**Document extract**

Learn more about: Edwidge Danticat’s New Narrative for Haiti
This article by Robyn Cope discusses the ways in which Haitain-American novelist, Edwidge Danticat, captures Haitian culture and society in Claire of the Sea Light. Like Ibi Zoboi, Danticat is a member of a new wave of Haitian writers that showcase the country in a way the world is not used to seeing. American and European media have consistently painted Haiti as a poor tragedy of a nation, torn apart in the aftermath of the devastating earthquake. Yet, Danticat’s portrayal of Haiti in Claire of the Sea Light does not describe a nation deserving of pity, but rather a wondrous and strange land of beauty and diversity. Both American Street and Claire of the Sea Light provide glimpses of Haitian culture through the lens of marvelous realism, weaving mystical elements from Haitian religion into a modern tale. In this article about Danticat’s novel, Cope argues that Danticat is able to provide readers with more insight into Haitian culture than the outside media ever could. Cope calls for more authors to investigate and write about Haiti in this way in order to change common perceptions and misconceptions of this country.
Cope, Robyn. “We are your Neighbors: Edwidge Danticat’s New Narrative for Haiti” Journal of Haitian Studies, vol. 23 no. 1, 2017, pp. 98-118. Project MUSE.
Learn more about: Novelistic Strategies of the Black Lives Matter Movement
This article by Vincent Haddad is about the various modern novels of the Black Lives Matter movement that capture the racial struggles African Americans face today. Haddad primarily focuses on the literary strategies Angie Thomas employs in The Hate U Give, a novel that centers on the journey of Starr Carter, a young black teenage woman, after she witnesses the death of her black friend, Khalil, at the hands of a white police officer. Such a story seems almost commonplace in today’s society, as there have been numerous headlines of young African American men shot and killed by white police officers, despite being unarmed. Ibi Zoboi even implements this narrative in the climax of American Street, when Fabiola finds Kasim dead in the streets, shot after attempting to flee from the Detroit police. Zoboi chooses to end her novel with Fabiola leaving Detroit, now in protests, rallying around Kasim’s name and wrongful death. Consequently, the author does not provide a resolution to the aftermath Kasim’s death and how it affected the city of Detroit. In contrast, The Hate U Give is a novel that begins with a young black man’s murder and centers on the ensuing societal aftershocks and the movement to fix the racial divisions described in the novel. Fabiola chose to leave these protests behind her at the end of American Street, whereas the protagonist of The Hate U Give, Starr Carter, becomes a political activist in the wake of her friend’s death. The parallels between Fabiola’s world and Starr’s are only highlighted by the similarities in racial issues underpinning their societies, and this article about The Hate U Give provides an excellent analysis of these political matters.
Haddad, Vincent. “Nobody’s Protest Novel: Novelistic Strategies of the Black Lives Matter Movement.” The Comparatist, vol. 42, 2018, pp. 40-59. Project MUSE.

**Input material**
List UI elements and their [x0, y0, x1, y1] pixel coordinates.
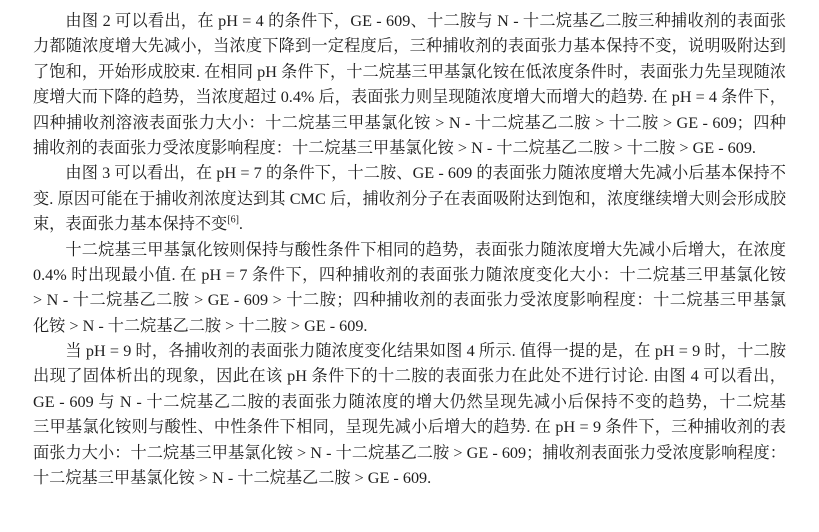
text-line: 四种捕收剂溶液表面张力大小：十二烷基三甲基氯化铵 > N - 十二烷基乙二胺 > 十二胺 > GE - 609；四种 — [33, 113, 786, 132]
paragraph-ph7-part2 — [33, 238, 786, 340]
line-text: 束，表面张力基本保持不变 — [33, 215, 228, 234]
text-line: 力都随浓度增大先减小，当浓度下降到一定程度后，三种捕收剂的表面张力基本保持不变，说明吸附达到 — [33, 37, 786, 56]
text-line: > N - 十二烷基乙二胺 > GE - 609 > 十二胺；四种捕收剂的表面张力受浓度影响程度：十二烷基三甲基氯 — [33, 291, 786, 310]
text-line: 由图 3 可以看出，在 pH = 7 的条件下，十二胺、GE - 609 的表面张力随浓度增大先减小后基本保持不 — [65, 164, 786, 183]
text-line: 出现了固体析出的现象，因此在该 pH 条件下的十二胺的表面张力在此处不进行讨论. 由图 4 可以看出， — [33, 367, 786, 386]
reference-marker: [6] — [227, 214, 239, 226]
text-line — [33, 212, 786, 237]
text-line: 当 pH = 9 时，各捕收剂的表面张力随浓度变化结果如图 4 所示. 值得一提的是，在 pH = 9 时，十二胺 — [65, 342, 786, 361]
line-text: . — [238, 215, 243, 234]
text-line: 化铵 > N - 十二烷基乙二胺 > 十二胺 > GE - 609. — [33, 316, 368, 335]
text-line: 面张力大小：十二烷基三甲基氯化铵 > N - 十二烷基乙二胺 > GE - 609；捕收剂表面张力受浓度影响程度： — [33, 443, 786, 462]
text-line: 变. 原因可能在于捕收剂浓度达到其 CMC 后，捕收剂分子在表面吸附达到饱和，浓度继续增大则会形成胶 — [33, 189, 786, 208]
paragraph-ph9 — [33, 339, 786, 491]
text-line: 了饱和，开始形成胶束. 在相同 pH 条件下，十二烷基三甲基氯化铵在低浓度条件时，表面张力先呈现随浓 — [33, 62, 786, 81]
text-line: 三甲基氯化铵则与酸性、中性条件下相同，呈现先减小后增大的趋势. 在 pH = 9 条件下，三种捕收剂的表 — [33, 418, 786, 437]
text-line: GE - 609 与 N - 十二烷基乙二胺的表面张力随浓度的增大仍然呈现先减小后保持不变的趋势，十二烷基 — [33, 392, 786, 411]
text-line: 捕收剂的表面张力受浓度影响程度：十二烷基三甲基氯化铵 > N - 十二烷基乙二胺 > 十二胺 > GE - 609. — [33, 138, 756, 157]
text-line: 十二烷基三甲基氯化铵 > N - 十二烷基乙二胺 > GE - 609. — [33, 469, 432, 488]
text-line: 由图 2 可以看出，在 pH = 4 的条件下，GE - 609、十二胺与 N - 十二烷基乙二胺三种捕收剂的表面张 — [65, 12, 786, 30]
paragraph-ph7-part1 — [33, 161, 786, 237]
text-line: 十二烷基三甲基氯化铵则保持与酸性条件下相同的趋势，表面张力随浓度增大先减小后增大，在浓度 — [65, 240, 786, 259]
paragraph-ph4 — [33, 9, 786, 161]
document-body — [33, 9, 786, 491]
text-line: 0.4% 时出现最小值. 在 pH = 7 条件下，四种捕收剂的表面张力随浓度变化大小：十二烷基三甲基氯化铵 — [33, 265, 786, 284]
text-line: 度增大而下降的趋势，当浓度超过 0.4% 后，表面张力则呈现随浓度增大而增大的趋势. 在 pH = 4 条件下， — [33, 88, 786, 107]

**Instructions**
**1.** Collect each line of the listing that contains the string "可以看出".
**2.** Continue the article summaries on Haitian and Black Lives Matter fiction after their last sentence.
The article summaries and the listing are separate material.

**Responses in order**
**1.**
text-line: 由图 3 可以看出，在 pH = 7 的条件下，十二胺、GE - 609 的表面张力随浓度增大先减小后基本保持不 — [65, 164, 786, 183]
text-line: 出现了固体析出的现象，因此在该 pH 条件下的十二胺的表面张力在此处不进行讨论. 由图 4 可以看出， — [33, 367, 786, 386]
text-line: 由图 2 可以看出，在 pH = 4 的条件下，GE - 609、十二胺与 N - 十二烷基乙二胺三种捕收剂的表面张 — [65, 12, 786, 30]

**2.**
Learn more about: Dealing with Death and Expectations of the Survivor’s Story
In the novel “Farming Bones,” Haitian-American writer Danticat discusses the survivor’s role in storytelling, tragedy in Haiti, and the connection of the living to the dead. This article by Norman, sparked by the ill-documented 1937 Haitian massacre, analyzes the story within the context of communicating with and for the dead, “the ultimate voiceless subjects,” and the context of what society expects from survivors of tragedy. American Street deals with similar concepts of Haitian-American reaction to tragedy, especially through Fabiola’s story and experience after the earthquake. She also has a complex connection to the dead and spirits, whom she relies on during the more trying portions of her experience. Additionally, Zoboi chooses to tell certain characters’ stories, those of Dray and Kasim posthumously, further developing the complex connection to voices after death. This article provides detailed further discussion of how such experiences are processed and written about in literature: how real Haitian-Americans relate to the matters of death and survival, and furthermore, the accuracy and integrity of how those relations are written about in literature.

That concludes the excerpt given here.